> Records provided
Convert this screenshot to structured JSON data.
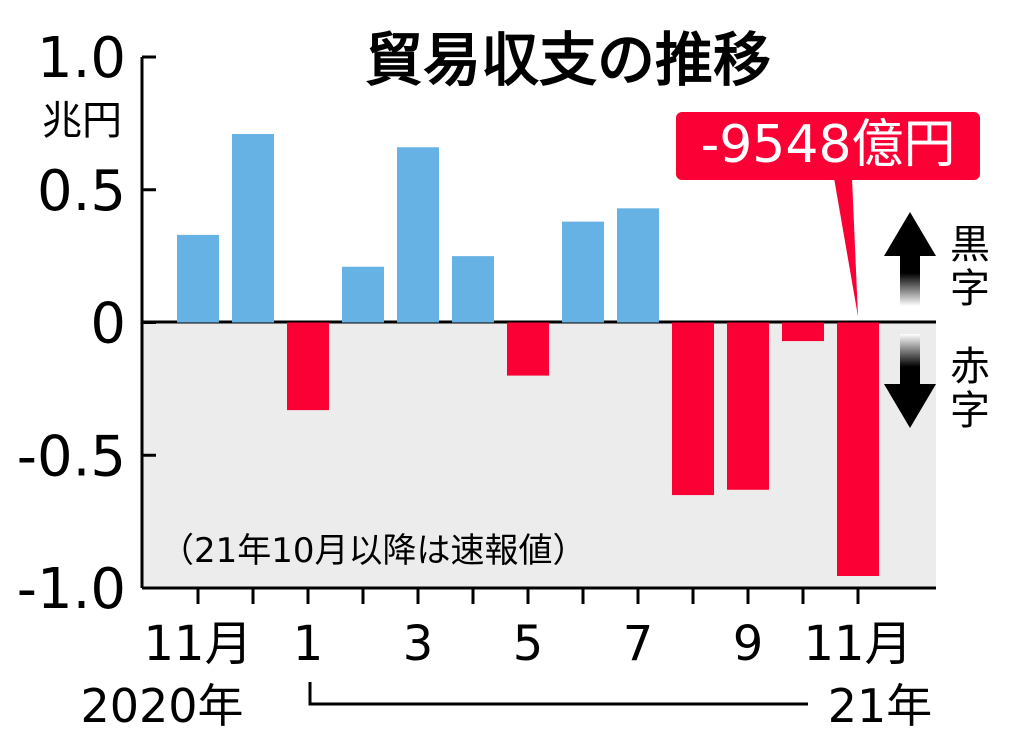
{
  "chart_data": {
    "type": "bar",
    "title": "貿易収支の推移",
    "unit_label": "兆円",
    "ylim": [
      -1.0,
      1.0
    ],
    "y_ticks": [
      {
        "value": 1.0,
        "label": "1.0"
      },
      {
        "value": 0.5,
        "label": "0.5"
      },
      {
        "value": 0,
        "label": "0"
      },
      {
        "value": -0.5,
        "label": "-0.5"
      },
      {
        "value": -1.0,
        "label": "-1.0"
      }
    ],
    "categories": [
      "2020-11",
      "2020-12",
      "2021-01",
      "2021-02",
      "2021-03",
      "2021-04",
      "2021-05",
      "2021-06",
      "2021-07",
      "2021-08",
      "2021-09",
      "2021-10",
      "2021-11"
    ],
    "values": [
      0.33,
      0.71,
      -0.33,
      0.21,
      0.66,
      0.25,
      -0.2,
      0.38,
      0.43,
      -0.65,
      -0.63,
      -0.07,
      -0.9548
    ],
    "x_tick_labels": [
      "11月",
      "",
      "1",
      "",
      "3",
      "",
      "5",
      "",
      "7",
      "",
      "9",
      "",
      "11月"
    ],
    "year_labels": {
      "start": "2020年",
      "end": "21年"
    },
    "callout": {
      "text": "-9548億円",
      "index": 12
    },
    "side_labels": {
      "surplus": "黒字",
      "deficit": "赤字"
    },
    "note": "（21年10月以降は速報値）",
    "colors": {
      "positive": "#67b2e4",
      "negative": "#fa0035",
      "negative_area": "#ececec",
      "callout_bg": "#fa0035",
      "callout_text": "#ffffff"
    }
  }
}
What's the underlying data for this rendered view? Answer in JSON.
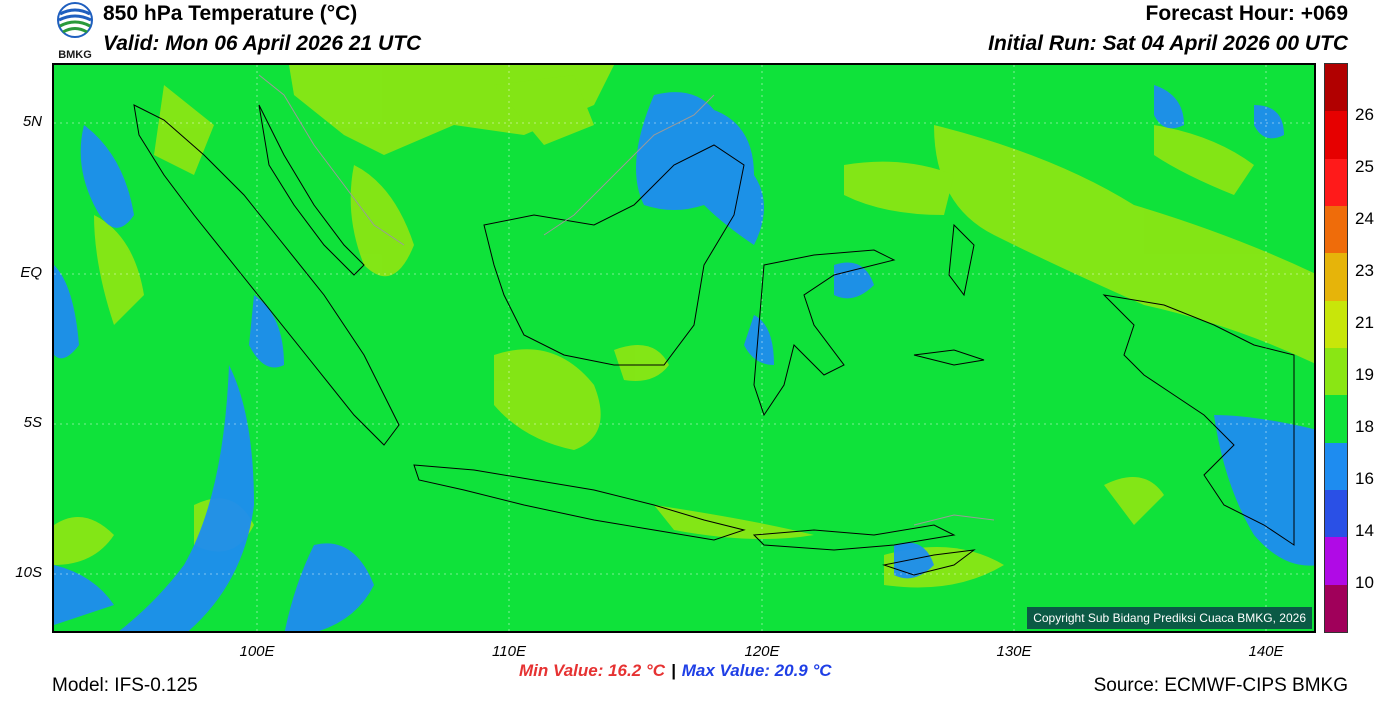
{
  "header": {
    "title": "850 hPa Temperature (°C)",
    "valid": "Valid: Mon 06 April 2026 21 UTC",
    "forecast_hour": "Forecast Hour: +069",
    "initial_run": "Initial Run: Sat 04 April 2026 00 UTC"
  },
  "logo": {
    "text": "BMKG"
  },
  "map": {
    "y_ticks": [
      "5N",
      "EQ",
      "5S",
      "10S"
    ],
    "x_ticks": [
      "100E",
      "110E",
      "120E",
      "130E",
      "140E"
    ],
    "copyright": "Copyright Sub Bidang Prediksi Cuaca BMKG, 2026"
  },
  "colorbar": {
    "labels": [
      "26",
      "25",
      "24",
      "23",
      "21",
      "19",
      "18",
      "16",
      "14",
      "10"
    ],
    "colors": [
      "#b10000",
      "#e60000",
      "#ff1a1a",
      "#ef6c0a",
      "#e6b40a",
      "#c8e60a",
      "#8ae614",
      "#0fe23a",
      "#1e8cf0",
      "#2a50e6",
      "#b00ae6",
      "#a0005a"
    ]
  },
  "stats": {
    "min": "Min Value: 16.2 °C",
    "separator": "|",
    "max": "Max Value: 20.9 °C"
  },
  "footer": {
    "model": "Model: IFS-0.125",
    "source": "Source: ECMWF-CIPS BMKG"
  }
}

> What is expected
Output all of the records exactly as they appear above, but not the pictures.

> Answer below
Convert this screenshot to structured JSON data.
{
  "chart_data": {
    "type": "bar",
    "title": "貿易収支の推移",
    "unit_label": "兆円",
    "ylim": [
      -1.0,
      1.0
    ],
    "y_ticks": [
      {
        "value": 1.0,
        "label": "1.0"
      },
      {
        "value": 0.5,
        "label": "0.5"
      },
      {
        "value": 0,
        "label": "0"
      },
      {
        "value": -0.5,
        "label": "-0.5"
      },
      {
        "value": -1.0,
        "label": "-1.0"
      }
    ],
    "categories": [
      "2020-11",
      "2020-12",
      "2021-01",
      "2021-02",
      "2021-03",
      "2021-04",
      "2021-05",
      "2021-06",
      "2021-07",
      "2021-08",
      "2021-09",
      "2021-10",
      "2021-11"
    ],
    "values": [
      0.33,
      0.71,
      -0.33,
      0.21,
      0.66,
      0.25,
      -0.2,
      0.38,
      0.43,
      -0.65,
      -0.63,
      -0.07,
      -0.9548
    ],
    "x_tick_labels": [
      "11月",
      "",
      "1",
      "",
      "3",
      "",
      "5",
      "",
      "7",
      "",
      "9",
      "",
      "11月"
    ],
    "year_labels": {
      "start": "2020年",
      "end": "21年"
    },
    "callout": {
      "text": "-9548億円",
      "index": 12
    },
    "side_labels": {
      "surplus": "黒字",
      "deficit": "赤字"
    },
    "note": "（21年10月以降は速報値）",
    "colors": {
      "positive": "#67b2e4",
      "negative": "#fa0035",
      "negative_area": "#ececec",
      "callout_bg": "#fa0035",
      "callout_text": "#ffffff"
    }
  }
}
What's the underlying data for this rendered view? Answer in JSON.
{
  "header": {
    "title": "850 hPa Temperature (°C)",
    "valid": "Valid: Mon 06 April 2026 21 UTC",
    "forecast_hour": "Forecast Hour: +069",
    "initial_run": "Initial Run: Sat 04 April 2026 00 UTC"
  },
  "logo": {
    "text": "BMKG"
  },
  "map": {
    "y_ticks": [
      "5N",
      "EQ",
      "5S",
      "10S"
    ],
    "x_ticks": [
      "100E",
      "110E",
      "120E",
      "130E",
      "140E"
    ],
    "copyright": "Copyright Sub Bidang Prediksi Cuaca BMKG, 2026"
  },
  "colorbar": {
    "labels": [
      "26",
      "25",
      "24",
      "23",
      "21",
      "19",
      "18",
      "16",
      "14",
      "10"
    ],
    "colors": [
      "#b10000",
      "#e60000",
      "#ff1a1a",
      "#ef6c0a",
      "#e6b40a",
      "#c8e60a",
      "#8ae614",
      "#0fe23a",
      "#1e8cf0",
      "#2a50e6",
      "#b00ae6",
      "#a0005a"
    ]
  },
  "stats": {
    "min": "Min Value: 16.2 °C",
    "separator": "|",
    "max": "Max Value: 20.9 °C"
  },
  "footer": {
    "model": "Model: IFS-0.125",
    "source": "Source: ECMWF-CIPS BMKG"
  }
}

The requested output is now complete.